SEITENTEXT -
──────────
Das Thema Preiskampf im Großhandel sieht Kühl nicht an erster Stelle der Herausforderungen: „Aus unseren Erfahrungen mit vielen Großhandelsprojekten ist festzustellen, dass der Handel heutzutage mehr verdient als noch vor zehn Jahren. Seit 2008/2009 investiert der Handel mehr und hat dadurch einen höheren Automatisierungsgrad erreicht – und dabei hat man die Prozesskosten heute wesentlich besser im Griff.“ Kühl sieht hier sogar ein modifiziertes Anforderungsprofil: Weil die meisten das Thema Mehrwert in der Supply Chain besser spielen, könne man argumentieren, dass der Begriff Großhandel nicht mehr so recht passe. Er mutiere förmlich zum Dienstleister für seine Einzelhändler. Damit wird er zwangsweise auch mehr zum E-Commerce-Dienstleister und muss – je nachdem, welche Vertriebskanäle er bedient – auch näher an den Endkunden ran. Damit bekomme er auch die Retouren-Problematik zu spüren.
──────────
ANWEISUNG 1 -
Schreibe aus den nachstehenden Zeilen alles von der Zeile mit „plot-frame bbox=[366, 506, 452, 549]“ bis zur Zeile mit „plot-frame bbox=[178, 414, 264, 457]“ unverändert ab, beide Zeilen eingeschlossen.
Seitentext und Zeilen haben unterschiedliche Quellen.

[Datensätze aus einem Datenbestand]
──────────
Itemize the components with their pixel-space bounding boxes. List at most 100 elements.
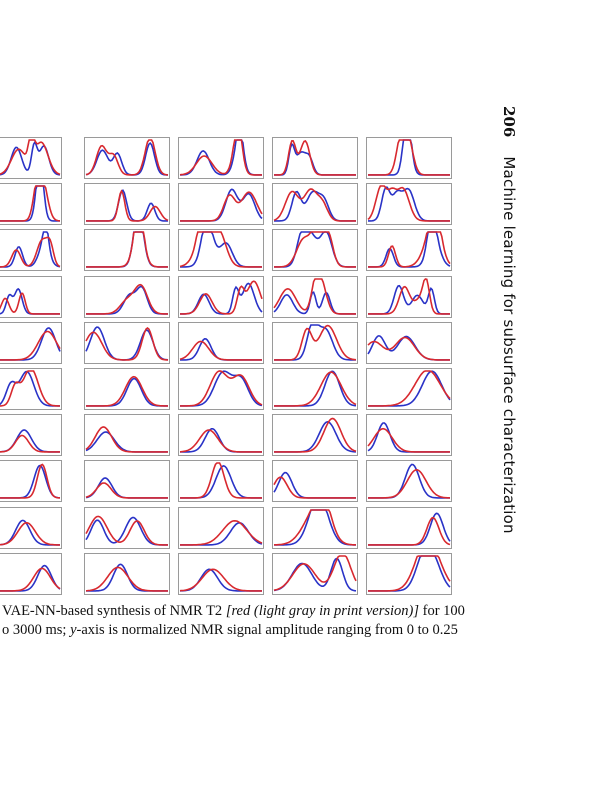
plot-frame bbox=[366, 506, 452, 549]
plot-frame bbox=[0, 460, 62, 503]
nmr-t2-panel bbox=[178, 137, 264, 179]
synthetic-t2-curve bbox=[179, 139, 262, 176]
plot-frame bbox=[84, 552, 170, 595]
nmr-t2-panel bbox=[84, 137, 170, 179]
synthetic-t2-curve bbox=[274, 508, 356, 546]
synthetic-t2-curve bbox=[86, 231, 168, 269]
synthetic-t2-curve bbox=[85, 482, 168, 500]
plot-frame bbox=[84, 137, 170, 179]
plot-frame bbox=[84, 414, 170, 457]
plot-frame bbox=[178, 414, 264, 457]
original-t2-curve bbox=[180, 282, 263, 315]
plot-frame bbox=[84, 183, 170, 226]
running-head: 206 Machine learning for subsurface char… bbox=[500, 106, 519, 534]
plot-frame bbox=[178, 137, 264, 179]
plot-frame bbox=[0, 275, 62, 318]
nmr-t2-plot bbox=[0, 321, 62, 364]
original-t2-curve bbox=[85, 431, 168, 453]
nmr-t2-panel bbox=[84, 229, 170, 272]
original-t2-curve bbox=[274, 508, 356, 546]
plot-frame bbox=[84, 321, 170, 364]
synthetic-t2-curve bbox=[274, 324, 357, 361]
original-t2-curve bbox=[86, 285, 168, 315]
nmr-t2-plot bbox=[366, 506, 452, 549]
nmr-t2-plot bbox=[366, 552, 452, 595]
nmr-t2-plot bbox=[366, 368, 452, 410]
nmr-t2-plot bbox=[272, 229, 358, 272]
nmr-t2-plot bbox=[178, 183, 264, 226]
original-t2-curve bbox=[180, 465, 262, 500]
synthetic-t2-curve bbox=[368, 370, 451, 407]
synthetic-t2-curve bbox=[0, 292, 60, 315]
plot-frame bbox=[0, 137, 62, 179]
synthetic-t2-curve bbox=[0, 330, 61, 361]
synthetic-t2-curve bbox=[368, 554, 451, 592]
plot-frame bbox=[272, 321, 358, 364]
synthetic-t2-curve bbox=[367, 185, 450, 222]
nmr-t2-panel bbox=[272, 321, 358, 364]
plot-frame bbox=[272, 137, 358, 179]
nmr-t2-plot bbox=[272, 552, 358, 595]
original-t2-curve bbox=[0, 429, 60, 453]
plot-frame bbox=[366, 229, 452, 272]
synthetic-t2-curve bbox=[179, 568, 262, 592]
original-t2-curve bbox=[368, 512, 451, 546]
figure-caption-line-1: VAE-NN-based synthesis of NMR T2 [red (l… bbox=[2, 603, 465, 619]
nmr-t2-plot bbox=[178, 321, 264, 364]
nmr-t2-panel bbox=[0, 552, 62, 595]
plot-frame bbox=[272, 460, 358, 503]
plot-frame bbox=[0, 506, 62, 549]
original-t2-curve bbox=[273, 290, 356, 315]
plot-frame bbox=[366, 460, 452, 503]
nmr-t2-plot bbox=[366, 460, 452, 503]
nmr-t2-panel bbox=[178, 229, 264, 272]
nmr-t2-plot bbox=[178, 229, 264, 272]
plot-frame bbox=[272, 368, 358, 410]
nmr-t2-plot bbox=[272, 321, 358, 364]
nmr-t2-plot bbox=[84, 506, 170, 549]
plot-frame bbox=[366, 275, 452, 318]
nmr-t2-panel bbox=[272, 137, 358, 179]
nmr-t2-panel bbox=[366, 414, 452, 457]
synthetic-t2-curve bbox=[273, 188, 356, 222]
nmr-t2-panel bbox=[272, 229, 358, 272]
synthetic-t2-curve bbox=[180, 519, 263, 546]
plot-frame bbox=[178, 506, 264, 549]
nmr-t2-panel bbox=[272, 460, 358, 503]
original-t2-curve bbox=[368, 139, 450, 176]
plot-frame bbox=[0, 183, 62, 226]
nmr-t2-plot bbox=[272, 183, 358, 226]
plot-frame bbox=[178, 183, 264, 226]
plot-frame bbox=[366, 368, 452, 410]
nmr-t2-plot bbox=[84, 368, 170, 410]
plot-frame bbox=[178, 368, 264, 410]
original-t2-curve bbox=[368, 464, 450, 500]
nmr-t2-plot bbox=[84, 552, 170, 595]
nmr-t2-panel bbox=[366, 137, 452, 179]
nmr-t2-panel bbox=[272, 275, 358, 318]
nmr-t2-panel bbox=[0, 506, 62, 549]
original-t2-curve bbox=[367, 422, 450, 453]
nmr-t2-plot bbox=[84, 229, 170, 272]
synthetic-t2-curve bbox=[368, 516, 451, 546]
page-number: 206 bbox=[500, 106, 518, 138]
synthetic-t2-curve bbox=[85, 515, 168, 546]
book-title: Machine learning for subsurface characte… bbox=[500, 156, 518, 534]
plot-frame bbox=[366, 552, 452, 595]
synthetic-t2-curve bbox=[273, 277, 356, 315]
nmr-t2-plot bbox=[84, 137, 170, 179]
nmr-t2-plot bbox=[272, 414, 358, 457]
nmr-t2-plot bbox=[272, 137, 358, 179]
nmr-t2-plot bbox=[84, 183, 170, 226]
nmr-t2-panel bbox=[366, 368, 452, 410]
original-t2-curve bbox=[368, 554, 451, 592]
──────────
ANWEISUNG 2 -
Erläutere anhand des Seitentexts in ein bis drei Sätzen, warum Kühl zufolge der Begriff Großhandel nicht mehr so recht passt.

LÖSUNG 1 -
plot-frame bbox=[366, 506, 452, 549]
plot-frame bbox=[0, 460, 62, 503]
nmr-t2-panel bbox=[178, 137, 264, 179]
synthetic-t2-curve bbox=[179, 139, 262, 176]
plot-frame bbox=[84, 552, 170, 595]
nmr-t2-panel bbox=[84, 137, 170, 179]
synthetic-t2-curve bbox=[274, 508, 356, 546]
synthetic-t2-curve bbox=[86, 231, 168, 269]
synthetic-t2-curve bbox=[85, 482, 168, 500]
plot-frame bbox=[84, 137, 170, 179]
plot-frame bbox=[84, 414, 170, 457]
plot-frame bbox=[178, 414, 264, 457]

LÖSUNG 2 -
Nach Kühl spielen die meisten das Thema Mehrwert in der Supply Chain besser, weshalb man argumentieren könne, dass der Begriff Großhandel nicht mehr so recht passe. Der Großhandel mutiere förmlich zum Dienstleister für seine Einzelhändler.